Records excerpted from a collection
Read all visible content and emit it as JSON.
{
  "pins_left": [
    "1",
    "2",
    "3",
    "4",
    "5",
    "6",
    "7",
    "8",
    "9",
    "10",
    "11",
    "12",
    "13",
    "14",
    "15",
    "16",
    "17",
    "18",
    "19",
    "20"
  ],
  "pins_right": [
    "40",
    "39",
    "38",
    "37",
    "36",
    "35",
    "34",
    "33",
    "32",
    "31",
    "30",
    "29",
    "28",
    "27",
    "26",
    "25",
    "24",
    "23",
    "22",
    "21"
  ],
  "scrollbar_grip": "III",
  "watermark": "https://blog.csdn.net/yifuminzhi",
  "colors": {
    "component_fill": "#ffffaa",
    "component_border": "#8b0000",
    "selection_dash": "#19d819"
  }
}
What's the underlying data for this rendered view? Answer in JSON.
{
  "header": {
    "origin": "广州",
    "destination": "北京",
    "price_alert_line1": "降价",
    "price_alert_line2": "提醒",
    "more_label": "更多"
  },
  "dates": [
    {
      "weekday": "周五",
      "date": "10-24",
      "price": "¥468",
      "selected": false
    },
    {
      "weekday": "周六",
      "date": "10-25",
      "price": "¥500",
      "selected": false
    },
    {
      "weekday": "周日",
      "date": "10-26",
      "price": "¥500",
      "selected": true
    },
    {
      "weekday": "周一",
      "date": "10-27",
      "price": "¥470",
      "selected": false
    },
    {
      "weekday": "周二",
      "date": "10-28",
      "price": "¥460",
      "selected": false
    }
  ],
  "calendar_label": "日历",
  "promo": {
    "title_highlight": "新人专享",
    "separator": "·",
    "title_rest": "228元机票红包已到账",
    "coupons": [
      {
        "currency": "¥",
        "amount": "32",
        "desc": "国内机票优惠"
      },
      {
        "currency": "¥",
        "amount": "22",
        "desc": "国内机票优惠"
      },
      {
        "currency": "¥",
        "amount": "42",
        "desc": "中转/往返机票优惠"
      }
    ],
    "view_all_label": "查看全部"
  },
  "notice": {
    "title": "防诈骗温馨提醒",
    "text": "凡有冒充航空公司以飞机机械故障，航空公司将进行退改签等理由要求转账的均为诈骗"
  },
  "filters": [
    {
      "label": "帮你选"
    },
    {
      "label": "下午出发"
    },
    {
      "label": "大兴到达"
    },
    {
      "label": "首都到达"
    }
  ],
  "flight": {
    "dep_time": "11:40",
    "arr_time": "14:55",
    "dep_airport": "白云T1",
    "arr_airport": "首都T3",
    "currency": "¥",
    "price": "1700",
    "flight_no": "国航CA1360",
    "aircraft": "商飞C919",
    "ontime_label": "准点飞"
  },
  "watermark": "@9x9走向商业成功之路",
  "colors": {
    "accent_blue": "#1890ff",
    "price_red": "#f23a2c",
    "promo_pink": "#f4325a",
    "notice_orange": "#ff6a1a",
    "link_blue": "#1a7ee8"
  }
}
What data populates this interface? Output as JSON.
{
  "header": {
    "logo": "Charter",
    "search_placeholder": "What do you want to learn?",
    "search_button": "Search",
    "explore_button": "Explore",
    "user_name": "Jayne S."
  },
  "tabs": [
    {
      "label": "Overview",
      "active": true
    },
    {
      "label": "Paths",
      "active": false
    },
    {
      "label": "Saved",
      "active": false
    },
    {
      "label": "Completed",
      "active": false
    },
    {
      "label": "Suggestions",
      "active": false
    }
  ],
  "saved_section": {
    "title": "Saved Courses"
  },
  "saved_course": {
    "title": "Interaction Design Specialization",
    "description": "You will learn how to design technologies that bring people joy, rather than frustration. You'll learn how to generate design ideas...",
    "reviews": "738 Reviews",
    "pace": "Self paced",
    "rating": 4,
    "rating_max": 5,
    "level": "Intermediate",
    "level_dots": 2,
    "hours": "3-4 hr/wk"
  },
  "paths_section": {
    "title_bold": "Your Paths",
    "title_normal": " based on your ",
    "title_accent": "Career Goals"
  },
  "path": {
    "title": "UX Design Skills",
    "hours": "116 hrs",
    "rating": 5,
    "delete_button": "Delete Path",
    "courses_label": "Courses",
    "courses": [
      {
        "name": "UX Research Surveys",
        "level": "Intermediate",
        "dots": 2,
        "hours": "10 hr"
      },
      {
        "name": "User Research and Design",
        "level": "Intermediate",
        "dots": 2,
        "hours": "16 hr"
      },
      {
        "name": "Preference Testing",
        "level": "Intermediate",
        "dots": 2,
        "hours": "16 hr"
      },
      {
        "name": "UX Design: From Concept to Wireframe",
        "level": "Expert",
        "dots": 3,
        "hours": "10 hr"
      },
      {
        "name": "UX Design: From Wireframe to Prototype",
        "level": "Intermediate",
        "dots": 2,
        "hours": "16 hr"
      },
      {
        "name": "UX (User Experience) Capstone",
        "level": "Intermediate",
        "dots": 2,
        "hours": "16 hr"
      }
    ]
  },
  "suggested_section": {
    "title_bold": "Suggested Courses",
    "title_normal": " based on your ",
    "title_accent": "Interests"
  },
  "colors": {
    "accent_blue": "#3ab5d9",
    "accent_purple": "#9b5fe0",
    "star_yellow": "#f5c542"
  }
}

— REQUIRED TASK —
Type the whole listing again, unaltered.

— EXERCISE SOLUTION —
Read all visible content and emit it as JSON.
{
  "pins_left": [
    "1",
    "2",
    "3",
    "4",
    "5",
    "6",
    "7",
    "8",
    "9",
    "10",
    "11",
    "12",
    "13",
    "14",
    "15",
    "16",
    "17",
    "18",
    "19",
    "20"
  ],
  "pins_right": [
    "40",
    "39",
    "38",
    "37",
    "36",
    "35",
    "34",
    "33",
    "32",
    "31",
    "30",
    "29",
    "28",
    "27",
    "26",
    "25",
    "24",
    "23",
    "22",
    "21"
  ],
  "scrollbar_grip": "III",
  "watermark": "https://blog.csdn.net/yifuminzhi",
  "colors": {
    "component_fill": "#ffffaa",
    "component_border": "#8b0000",
    "selection_dash": "#19d819"
  }
}
What's the underlying data for this rendered view? Answer in JSON.
{
  "header": {
    "origin": "广州",
    "destination": "北京",
    "price_alert_line1": "降价",
    "price_alert_line2": "提醒",
    "more_label": "更多"
  },
  "dates": [
    {
      "weekday": "周五",
      "date": "10-24",
      "price": "¥468",
      "selected": false
    },
    {
      "weekday": "周六",
      "date": "10-25",
      "price": "¥500",
      "selected": false
    },
    {
      "weekday": "周日",
      "date": "10-26",
      "price": "¥500",
      "selected": true
    },
    {
      "weekday": "周一",
      "date": "10-27",
      "price": "¥470",
      "selected": false
    },
    {
      "weekday": "周二",
      "date": "10-28",
      "price": "¥460",
      "selected": false
    }
  ],
  "calendar_label": "日历",
  "promo": {
    "title_highlight": "新人专享",
    "separator": "·",
    "title_rest": "228元机票红包已到账",
    "coupons": [
      {
        "currency": "¥",
        "amount": "32",
        "desc": "国内机票优惠"
      },
      {
        "currency": "¥",
        "amount": "22",
        "desc": "国内机票优惠"
      },
      {
        "currency": "¥",
        "amount": "42",
        "desc": "中转/往返机票优惠"
      }
    ],
    "view_all_label": "查看全部"
  },
  "notice": {
    "title": "防诈骗温馨提醒",
    "text": "凡有冒充航空公司以飞机机械故障，航空公司将进行退改签等理由要求转账的均为诈骗"
  },
  "filters": [
    {
      "label": "帮你选"
    },
    {
      "label": "下午出发"
    },
    {
      "label": "大兴到达"
    },
    {
      "label": "首都到达"
    }
  ],
  "flight": {
    "dep_time": "11:40",
    "arr_time": "14:55",
    "dep_airport": "白云T1",
    "arr_airport": "首都T3",
    "currency": "¥",
    "price": "1700",
    "flight_no": "国航CA1360",
    "aircraft": "商飞C919",
    "ontime_label": "准点飞"
  },
  "watermark": "@9x9走向商业成功之路",
  "colors": {
    "accent_blue": "#1890ff",
    "price_red": "#f23a2c",
    "promo_pink": "#f4325a",
    "notice_orange": "#ff6a1a",
    "link_blue": "#1a7ee8"
  }
}
What data populates this interface? Output as JSON.
{
  "header": {
    "logo": "Charter",
    "search_placeholder": "What do you want to learn?",
    "search_button": "Search",
    "explore_button": "Explore",
    "user_name": "Jayne S."
  },
  "tabs": [
    {
      "label": "Overview",
      "active": true
    },
    {
      "label": "Paths",
      "active": false
    },
    {
      "label": "Saved",
      "active": false
    },
    {
      "label": "Completed",
      "active": false
    },
    {
      "label": "Suggestions",
      "active": false
    }
  ],
  "saved_section": {
    "title": "Saved Courses"
  },
  "saved_course": {
    "title": "Interaction Design Specialization",
    "description": "You will learn how to design technologies that bring people joy, rather than frustration. You'll learn how to generate design ideas...",
    "reviews": "738 Reviews",
    "pace": "Self paced",
    "rating": 4,
    "rating_max": 5,
    "level": "Intermediate",
    "level_dots": 2,
    "hours": "3-4 hr/wk"
  },
  "paths_section": {
    "title_bold": "Your Paths",
    "title_normal": " based on your ",
    "title_accent": "Career Goals"
  },
  "path": {
    "title": "UX Design Skills",
    "hours": "116 hrs",
    "rating": 5,
    "delete_button": "Delete Path",
    "courses_label": "Courses",
    "courses": [
      {
        "name": "UX Research Surveys",
        "level": "Intermediate",
        "dots": 2,
        "hours": "10 hr"
      },
      {
        "name": "User Research and Design",
        "level": "Intermediate",
        "dots": 2,
        "hours": "16 hr"
      },
      {
        "name": "Preference Testing",
        "level": "Intermediate",
        "dots": 2,
        "hours": "16 hr"
      },
      {
        "name": "UX Design: From Concept to Wireframe",
        "level": "Expert",
        "dots": 3,
        "hours": "10 hr"
      },
      {
        "name": "UX Design: From Wireframe to Prototype",
        "level": "Intermediate",
        "dots": 2,
        "hours": "16 hr"
      },
      {
        "name": "UX (User Experience) Capstone",
        "level": "Intermediate",
        "dots": 2,
        "hours": "16 hr"
      }
    ]
  },
  "suggested_section": {
    "title_bold": "Suggested Courses",
    "title_normal": " based on your ",
    "title_accent": "Interests"
  },
  "colors": {
    "accent_blue": "#3ab5d9",
    "accent_purple": "#9b5fe0",
    "star_yellow": "#f5c542"
  }
}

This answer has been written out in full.